_Goal_. Copy the records below exactly, omitting any pictures they contain.

_Material for this task_.
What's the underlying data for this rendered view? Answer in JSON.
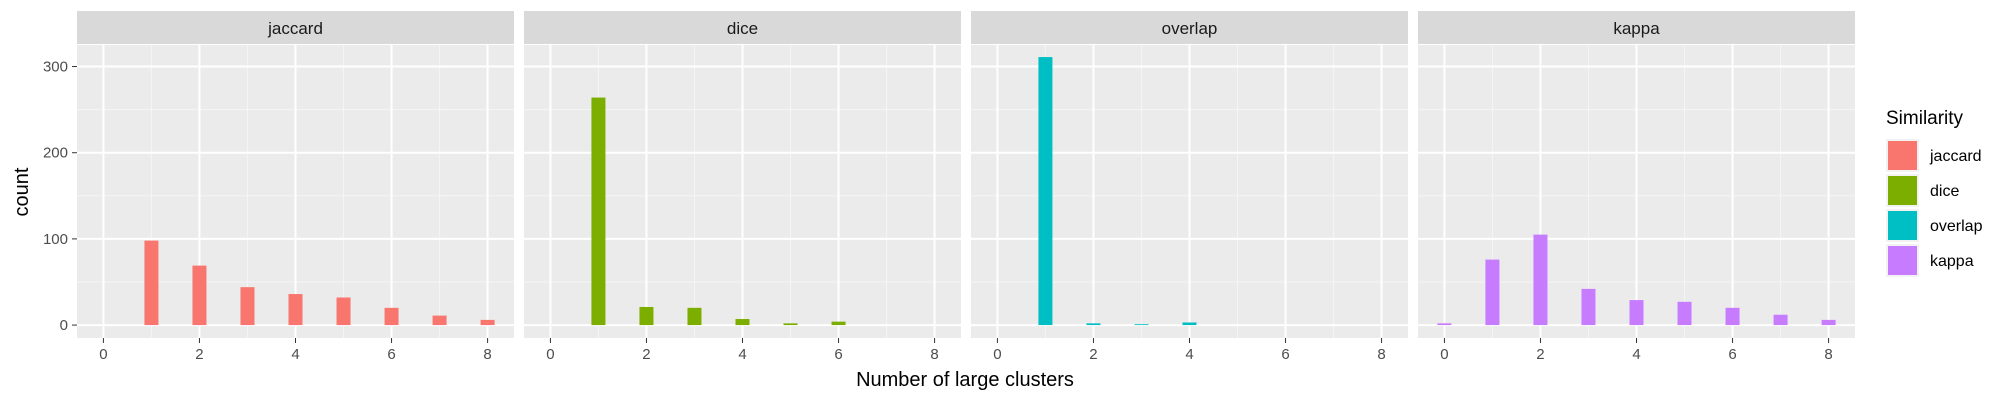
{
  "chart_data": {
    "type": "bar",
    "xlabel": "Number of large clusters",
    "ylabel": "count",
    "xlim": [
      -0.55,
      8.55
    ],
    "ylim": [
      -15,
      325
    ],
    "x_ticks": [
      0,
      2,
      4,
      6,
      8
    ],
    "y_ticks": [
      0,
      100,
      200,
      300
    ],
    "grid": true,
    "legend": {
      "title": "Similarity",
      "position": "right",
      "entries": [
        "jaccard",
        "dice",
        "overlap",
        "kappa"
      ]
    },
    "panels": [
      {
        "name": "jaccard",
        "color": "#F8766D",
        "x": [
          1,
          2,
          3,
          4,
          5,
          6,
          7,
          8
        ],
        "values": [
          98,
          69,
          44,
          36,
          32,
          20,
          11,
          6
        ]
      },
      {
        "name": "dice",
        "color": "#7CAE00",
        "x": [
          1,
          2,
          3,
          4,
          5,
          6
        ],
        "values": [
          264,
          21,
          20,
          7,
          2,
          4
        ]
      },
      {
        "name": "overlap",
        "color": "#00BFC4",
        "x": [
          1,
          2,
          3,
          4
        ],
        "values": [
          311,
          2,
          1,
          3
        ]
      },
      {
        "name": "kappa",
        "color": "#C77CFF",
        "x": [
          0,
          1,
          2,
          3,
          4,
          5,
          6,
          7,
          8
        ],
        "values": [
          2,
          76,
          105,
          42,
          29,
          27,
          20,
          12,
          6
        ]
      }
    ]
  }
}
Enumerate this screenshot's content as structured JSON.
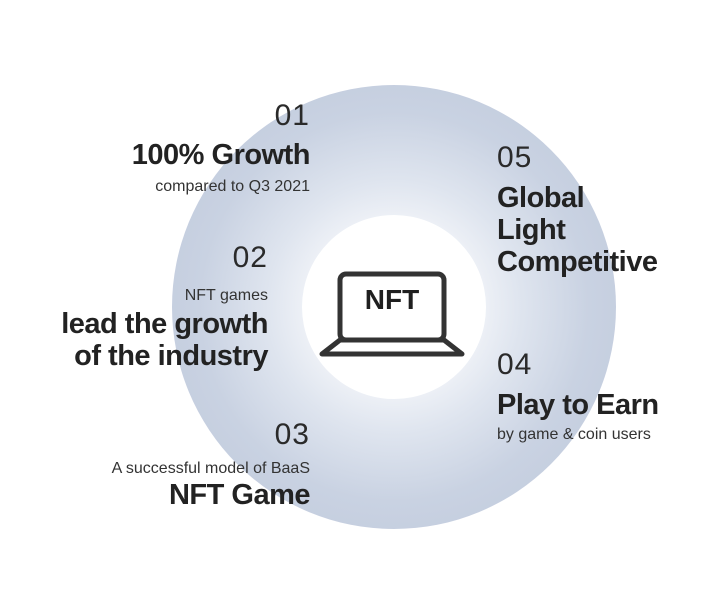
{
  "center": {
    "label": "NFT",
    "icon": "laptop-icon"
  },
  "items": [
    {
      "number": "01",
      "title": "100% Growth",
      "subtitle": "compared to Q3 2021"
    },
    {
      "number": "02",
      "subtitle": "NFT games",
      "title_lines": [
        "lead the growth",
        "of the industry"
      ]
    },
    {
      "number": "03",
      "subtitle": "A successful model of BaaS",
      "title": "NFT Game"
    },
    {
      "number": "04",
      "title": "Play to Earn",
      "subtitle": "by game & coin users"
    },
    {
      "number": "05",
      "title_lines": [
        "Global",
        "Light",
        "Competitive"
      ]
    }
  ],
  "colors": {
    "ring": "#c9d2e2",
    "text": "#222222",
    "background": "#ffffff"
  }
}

_Full answer_.
What's the underlying data for this rendered view? Answer in JSON.
{
  "chart_data": {
    "type": "bar",
    "xlabel": "Number of large clusters",
    "ylabel": "count",
    "xlim": [
      -0.55,
      8.55
    ],
    "ylim": [
      -15,
      325
    ],
    "x_ticks": [
      0,
      2,
      4,
      6,
      8
    ],
    "y_ticks": [
      0,
      100,
      200,
      300
    ],
    "grid": true,
    "legend": {
      "title": "Similarity",
      "position": "right",
      "entries": [
        "jaccard",
        "dice",
        "overlap",
        "kappa"
      ]
    },
    "panels": [
      {
        "name": "jaccard",
        "color": "#F8766D",
        "x": [
          1,
          2,
          3,
          4,
          5,
          6,
          7,
          8
        ],
        "values": [
          98,
          69,
          44,
          36,
          32,
          20,
          11,
          6
        ]
      },
      {
        "name": "dice",
        "color": "#7CAE00",
        "x": [
          1,
          2,
          3,
          4,
          5,
          6
        ],
        "values": [
          264,
          21,
          20,
          7,
          2,
          4
        ]
      },
      {
        "name": "overlap",
        "color": "#00BFC4",
        "x": [
          1,
          2,
          3,
          4
        ],
        "values": [
          311,
          2,
          1,
          3
        ]
      },
      {
        "name": "kappa",
        "color": "#C77CFF",
        "x": [
          0,
          1,
          2,
          3,
          4,
          5,
          6,
          7,
          8
        ],
        "values": [
          2,
          76,
          105,
          42,
          29,
          27,
          20,
          12,
          6
        ]
      }
    ]
  }
}
Enumerate this screenshot's content as structured JSON.
{
  "center": {
    "label": "NFT",
    "icon": "laptop-icon"
  },
  "items": [
    {
      "number": "01",
      "title": "100% Growth",
      "subtitle": "compared to Q3 2021"
    },
    {
      "number": "02",
      "subtitle": "NFT games",
      "title_lines": [
        "lead the growth",
        "of the industry"
      ]
    },
    {
      "number": "03",
      "subtitle": "A successful model of BaaS",
      "title": "NFT Game"
    },
    {
      "number": "04",
      "title": "Play to Earn",
      "subtitle": "by game & coin users"
    },
    {
      "number": "05",
      "title_lines": [
        "Global",
        "Light",
        "Competitive"
      ]
    }
  ],
  "colors": {
    "ring": "#c9d2e2",
    "text": "#222222",
    "background": "#ffffff"
  }
}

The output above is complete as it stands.